Set exercise
Search the entries for the word "document" and pull out each line that has it.

Records for this task
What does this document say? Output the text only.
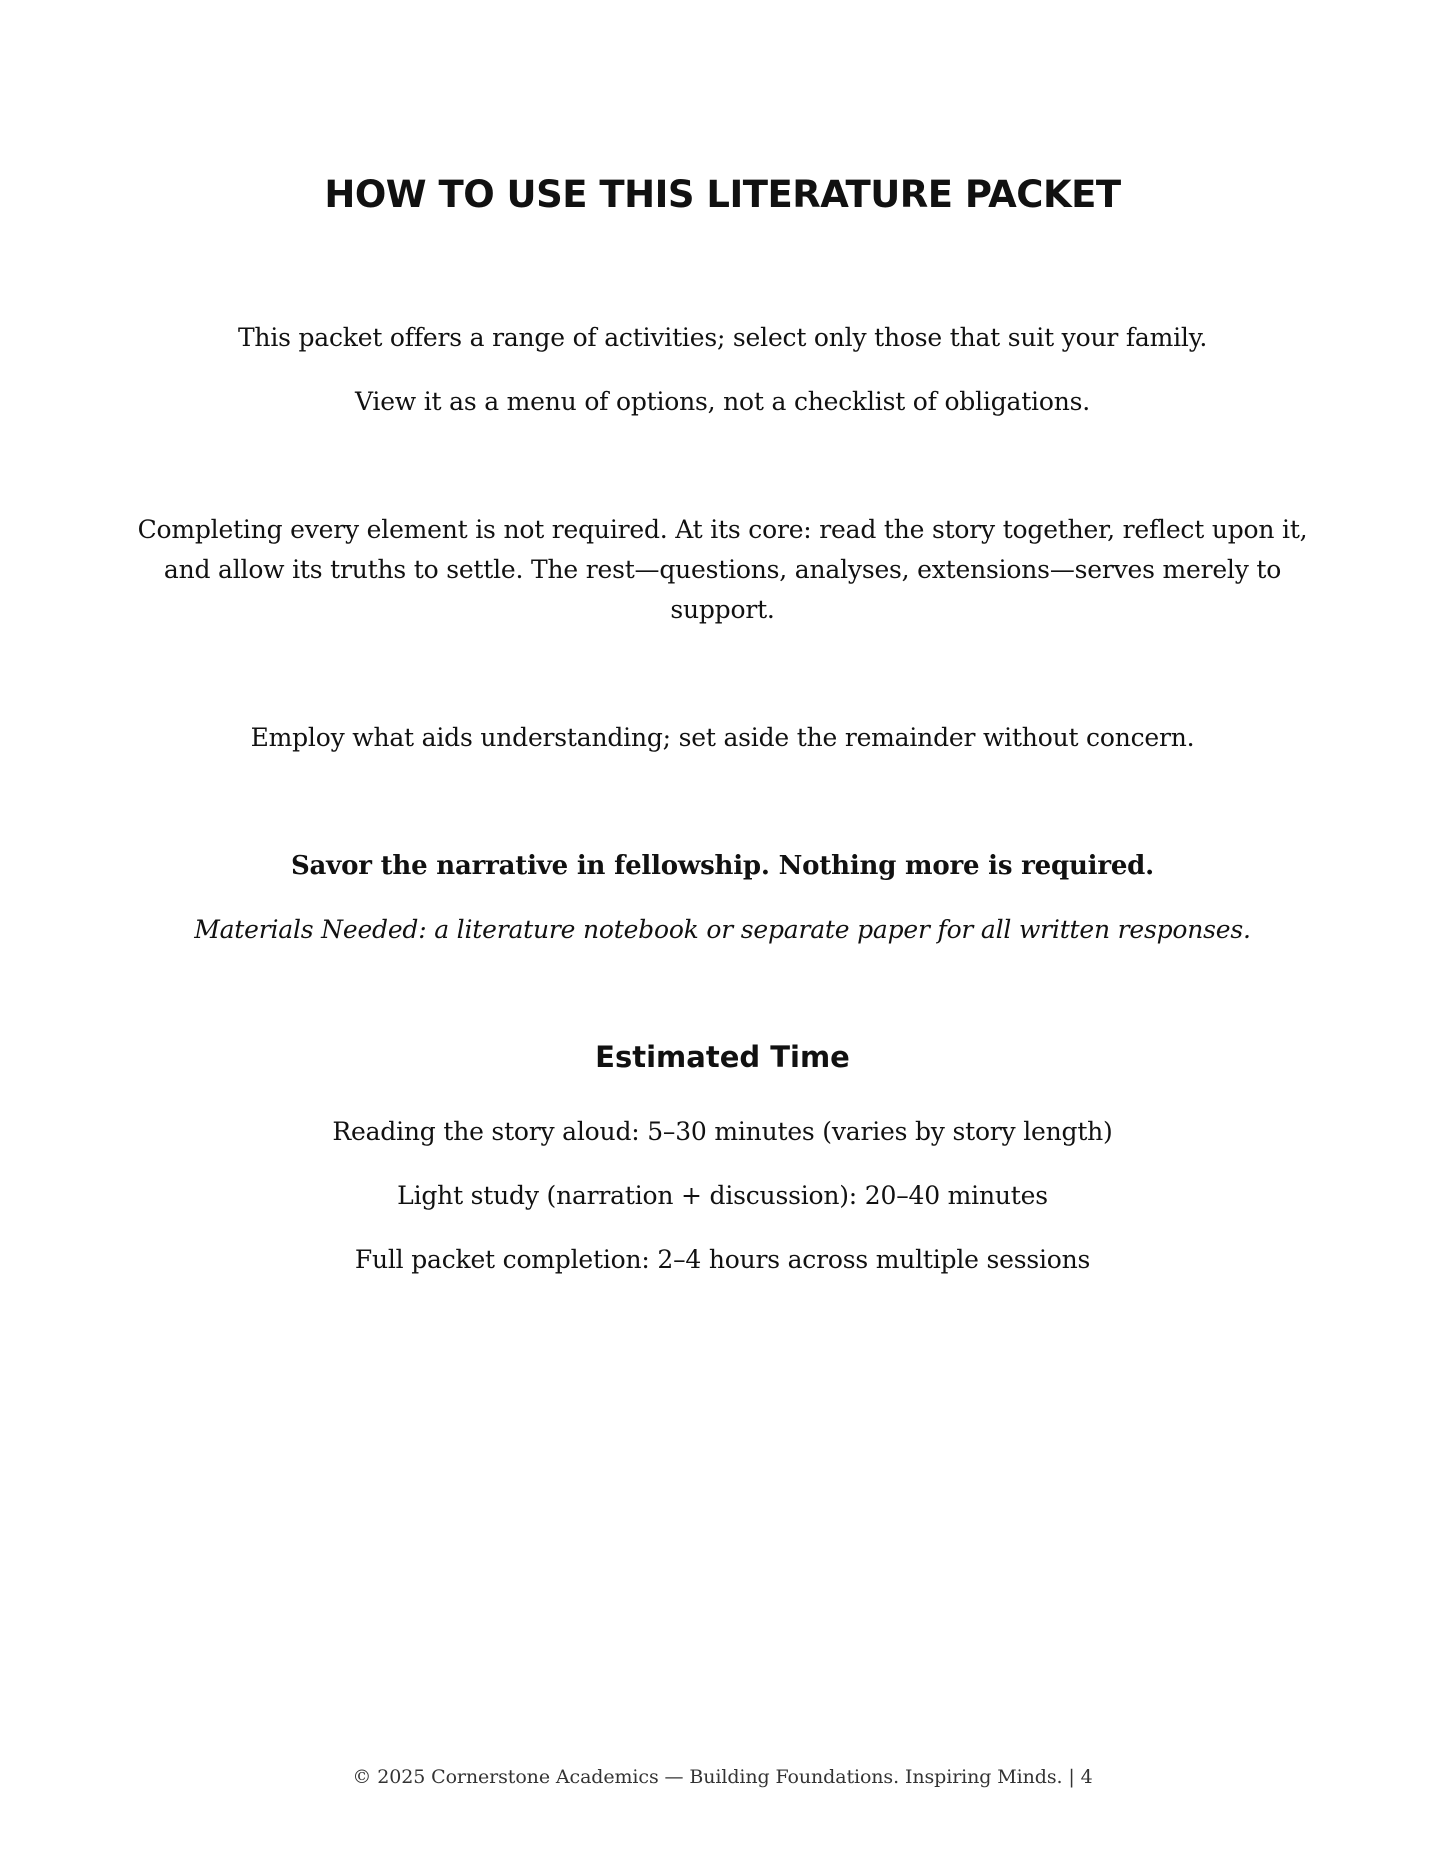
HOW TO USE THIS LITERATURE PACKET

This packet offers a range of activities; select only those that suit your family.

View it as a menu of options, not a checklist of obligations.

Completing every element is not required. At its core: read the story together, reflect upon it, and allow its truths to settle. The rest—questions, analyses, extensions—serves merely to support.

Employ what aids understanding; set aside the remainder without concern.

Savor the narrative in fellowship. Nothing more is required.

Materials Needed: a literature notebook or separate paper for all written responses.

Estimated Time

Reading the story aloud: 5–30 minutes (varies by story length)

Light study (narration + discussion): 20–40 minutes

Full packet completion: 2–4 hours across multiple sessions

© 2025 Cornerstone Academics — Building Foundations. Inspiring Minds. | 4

==

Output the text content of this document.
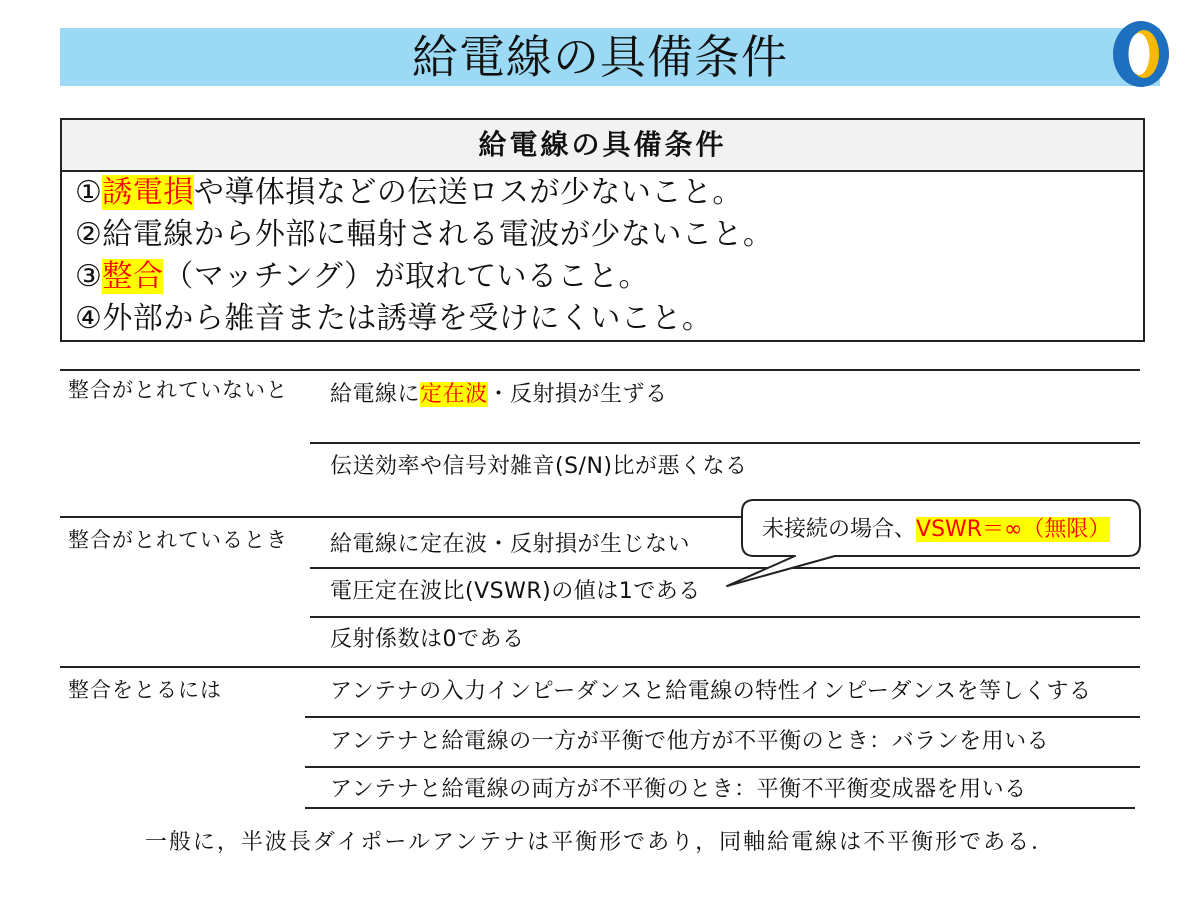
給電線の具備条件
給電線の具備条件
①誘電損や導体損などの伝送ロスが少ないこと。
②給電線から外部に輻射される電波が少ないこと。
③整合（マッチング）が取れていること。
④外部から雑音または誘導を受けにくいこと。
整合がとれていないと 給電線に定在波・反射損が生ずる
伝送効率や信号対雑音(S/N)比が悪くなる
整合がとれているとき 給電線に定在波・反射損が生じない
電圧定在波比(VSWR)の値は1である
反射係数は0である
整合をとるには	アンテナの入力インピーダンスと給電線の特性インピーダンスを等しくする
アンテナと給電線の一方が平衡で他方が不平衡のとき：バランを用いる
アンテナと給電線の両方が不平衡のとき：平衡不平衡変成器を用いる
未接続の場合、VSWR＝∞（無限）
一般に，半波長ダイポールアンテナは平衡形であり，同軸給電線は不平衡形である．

* * *

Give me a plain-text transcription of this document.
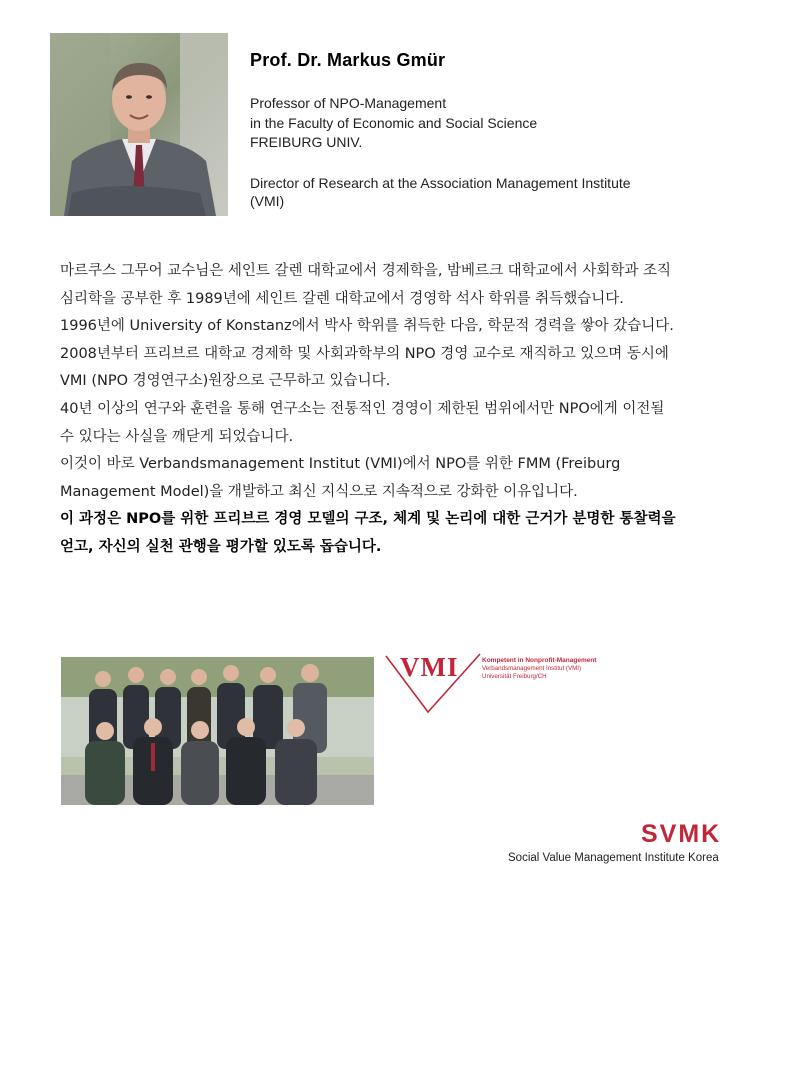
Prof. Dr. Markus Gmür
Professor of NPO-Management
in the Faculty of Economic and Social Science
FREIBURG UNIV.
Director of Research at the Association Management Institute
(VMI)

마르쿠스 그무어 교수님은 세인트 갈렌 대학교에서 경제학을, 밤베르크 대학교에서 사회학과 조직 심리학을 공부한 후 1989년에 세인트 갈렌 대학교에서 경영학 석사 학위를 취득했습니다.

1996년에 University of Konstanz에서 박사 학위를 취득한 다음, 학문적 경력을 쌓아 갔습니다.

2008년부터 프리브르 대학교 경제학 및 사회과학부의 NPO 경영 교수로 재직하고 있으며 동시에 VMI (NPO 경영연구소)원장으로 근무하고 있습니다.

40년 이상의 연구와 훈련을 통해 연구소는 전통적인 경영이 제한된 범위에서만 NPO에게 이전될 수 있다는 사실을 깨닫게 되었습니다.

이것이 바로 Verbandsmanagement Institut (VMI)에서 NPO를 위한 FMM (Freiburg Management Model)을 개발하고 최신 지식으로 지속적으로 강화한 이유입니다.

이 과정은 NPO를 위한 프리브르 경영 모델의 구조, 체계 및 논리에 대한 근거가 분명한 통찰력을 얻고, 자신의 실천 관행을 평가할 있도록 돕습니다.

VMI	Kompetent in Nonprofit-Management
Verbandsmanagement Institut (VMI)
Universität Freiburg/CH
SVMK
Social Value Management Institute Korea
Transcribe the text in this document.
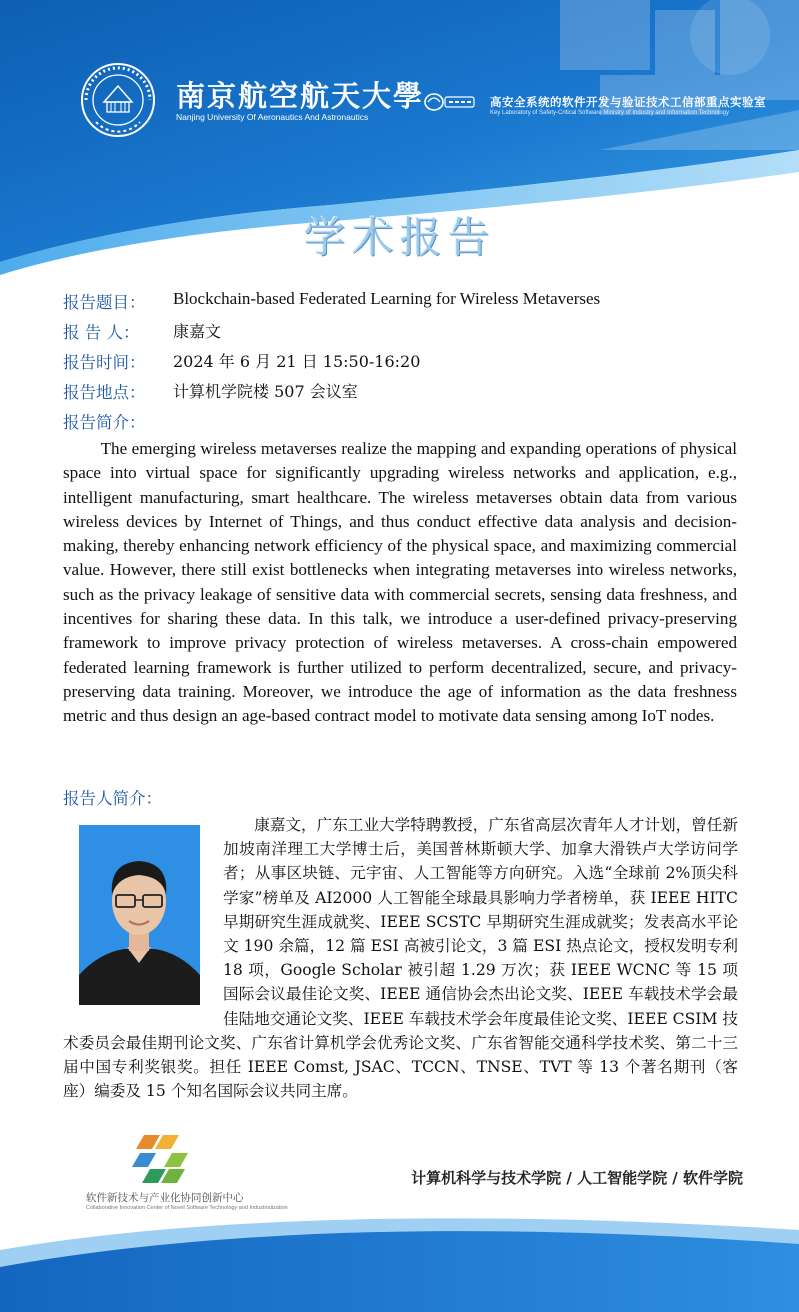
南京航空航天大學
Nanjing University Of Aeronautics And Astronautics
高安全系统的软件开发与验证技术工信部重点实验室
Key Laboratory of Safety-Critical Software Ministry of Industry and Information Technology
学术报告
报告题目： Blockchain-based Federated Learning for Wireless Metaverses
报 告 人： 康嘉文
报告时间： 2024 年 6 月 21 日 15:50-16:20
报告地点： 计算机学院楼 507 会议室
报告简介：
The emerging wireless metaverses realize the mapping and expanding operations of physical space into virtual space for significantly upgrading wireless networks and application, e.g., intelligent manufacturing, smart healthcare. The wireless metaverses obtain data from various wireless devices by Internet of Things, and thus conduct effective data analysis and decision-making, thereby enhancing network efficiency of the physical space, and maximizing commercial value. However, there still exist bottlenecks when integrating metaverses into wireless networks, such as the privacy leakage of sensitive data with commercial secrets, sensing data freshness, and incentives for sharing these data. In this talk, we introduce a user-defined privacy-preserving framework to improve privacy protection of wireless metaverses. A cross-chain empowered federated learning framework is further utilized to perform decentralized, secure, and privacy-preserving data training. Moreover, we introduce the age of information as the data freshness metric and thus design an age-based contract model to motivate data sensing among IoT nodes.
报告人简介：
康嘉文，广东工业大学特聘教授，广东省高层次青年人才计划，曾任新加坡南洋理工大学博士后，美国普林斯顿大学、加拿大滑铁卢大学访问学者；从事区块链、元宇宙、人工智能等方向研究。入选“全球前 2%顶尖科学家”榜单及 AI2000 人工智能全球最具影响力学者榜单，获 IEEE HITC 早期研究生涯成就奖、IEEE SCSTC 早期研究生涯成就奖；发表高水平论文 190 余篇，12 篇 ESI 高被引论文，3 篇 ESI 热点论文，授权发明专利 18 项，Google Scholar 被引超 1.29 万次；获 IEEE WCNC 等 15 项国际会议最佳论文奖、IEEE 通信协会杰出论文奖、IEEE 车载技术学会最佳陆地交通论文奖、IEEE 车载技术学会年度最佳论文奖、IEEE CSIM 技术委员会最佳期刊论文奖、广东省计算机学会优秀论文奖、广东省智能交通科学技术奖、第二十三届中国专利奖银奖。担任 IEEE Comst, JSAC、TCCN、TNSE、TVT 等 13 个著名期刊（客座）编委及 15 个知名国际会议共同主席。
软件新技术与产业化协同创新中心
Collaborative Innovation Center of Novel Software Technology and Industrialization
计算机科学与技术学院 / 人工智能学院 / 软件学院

Reply
What does this document say? Output the text only.
Output the text content of this document.
Give me a plain-text transcription of this document.
Transcribe the text in this document.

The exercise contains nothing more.